+++ EXTRACT TO READ

Innumerable Forms began as a solo side-project from Boston-area musician Justin DeTore circa 2007 or nearby the peak of his work with the yet underrated Mind Eraser, having reached the point where he could handle all of the writing and performances. The eventual result was a well-regarded debut 7″ (‘Dark Worship‘, 2010) wherein the artist’s study of early Finnish death metal was indicated well enough, though the vibe of the band was maybe more in tune with classic doom metal influenced groups like Beyond Belief, Sorrow and Decomposed or, the cadence of Mourning minus the ‘Triumph of Death‘ influenced jogs. The funereal side of death/doom metal adjacent to the early 90’s pre-gothic era of British groups of note would eventually factor into the project’s sound, beginning to manifest on a compilation tape containing new songs, which ended up on a split with Blessed Offal in 2013, alongside the debut EP. Folks liked ’em, a touring line-up gigged up and release/label offers followed.
At that point we find a more fleshed and reverbed sound but not the near-final draft ’til some pre-production songs landed on a promo in 2016 wherein DeTore was joined by Jensen Ward (Iron Lung). This’d be the mostly complete skeleton of the style that Innumerable Forms quickly became known for on their debut LP (‘Punishment in Flesh‘, 2018) a record which makes a fine argument for artists needing time, experience to test their original idea ’til it becomes a complete and utter vibe, style that necessitates iteration from a band ready to serve a proper full-length. Their brand of death/doom metal, now pulling in what seemed to be nods to ‘Lost Paradise‘ with harmonized leads and a unique blend of distorted tones leading their riffcraft, needed little spin to prop up its well-built and considered skeleton. The recording was cold, dreadfully stark yet heavily influenced by traditional doom metal, and bolstered by a real serious crew of folks who’ve featured on well-appreciated records from Genocide Pact, Mammoth Grinder, and The Rival Mob. The organism had been fleshed out, its sputum pure gold at that point, and… I’d definitely been late to the party on ’em.

++++++
+++ SUPPLIED MATERIAL

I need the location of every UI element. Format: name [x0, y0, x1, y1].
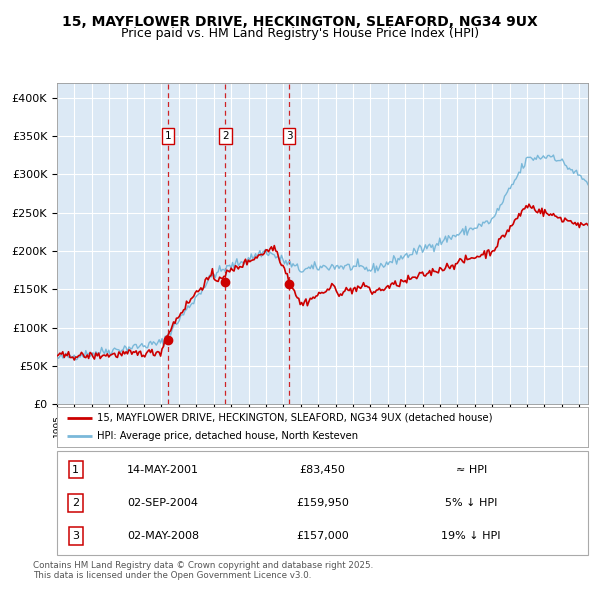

++++++

Extend the review of the band Innumerable Forms, picking up after its last sentence.

In taking stock of Innumerable Forms‘ discography both prior to and inclusive of ‘Philosophical Collapse‘ and without any years-old fealty for previous releases on my part, it’d be fair to say that there’d been no intense pressure set upon the idea, the evolution of the entity, until it become a crewed construct beyond a personal point of growth and exploration. That is to say that the formative years of the project-turned-band weren’t forced into place, that the muscled gloom of it all arrived as the mood called for it, and as such the vision for the path forward is chiseled out in marbled landscape rather than hastily chainsawed planks. They’ve some strong sense of ‘self’ on this organically achieved, moderately chasmic second full-length which arrives with easily noted style points nodded-at within the periphery yet the main feature to behold is its own statuesque spire of suffering thought, a construct of a slowly skinned-away illusory paradigm and the maddening torpor of accepting a new locus of meaning. In slightly more direct terms, they’ve continued on with the heaviness of the original thread while embellishing their directive with the complete extraction of the ‘self’. Eh, in plainest terms, it is an unholy ‘old school’ death/doom metal record with a bit more feeling lent to its miserable contortions this time around.
Successful classicist death/doom metal by any reasonable definition doesn’t necessarily mean “slow” death metal but a combination of traditional doom metal riff influences and more importantly a certain level of self-abrasion, gutting out the wriggling humours of existential dread for the sake of a certain well-established emotional pool. With this in mind the proposed combination of early Finnish death metal’s weirdly rocking, crypt-bound dread and the romanticist trepidation of British death metal’s late 80’s/early 90’s juncture with its extreme doom metal obsession around that same period serve as little more than kinesiological description of organic machinery rather than practical, readable influence upon Innumerable Forms‘ style at this point. ‘Philosophical Collapse‘ has a bit of the sleeker, punchier rhythms folks would rightfully associate with obscure relics like ‘Symphonaire Infernus et Spera Empyrium‘ but the tempered ‘beauty versus the chugging beast’ of early 90’s death/doom isn’t the crown usurped by these folks so much as the steadier infusion of staggered traditional doom metal rhythmic voicing, dual guitar leads, and generally more sophisticated pieces that’ve resulted from iteration.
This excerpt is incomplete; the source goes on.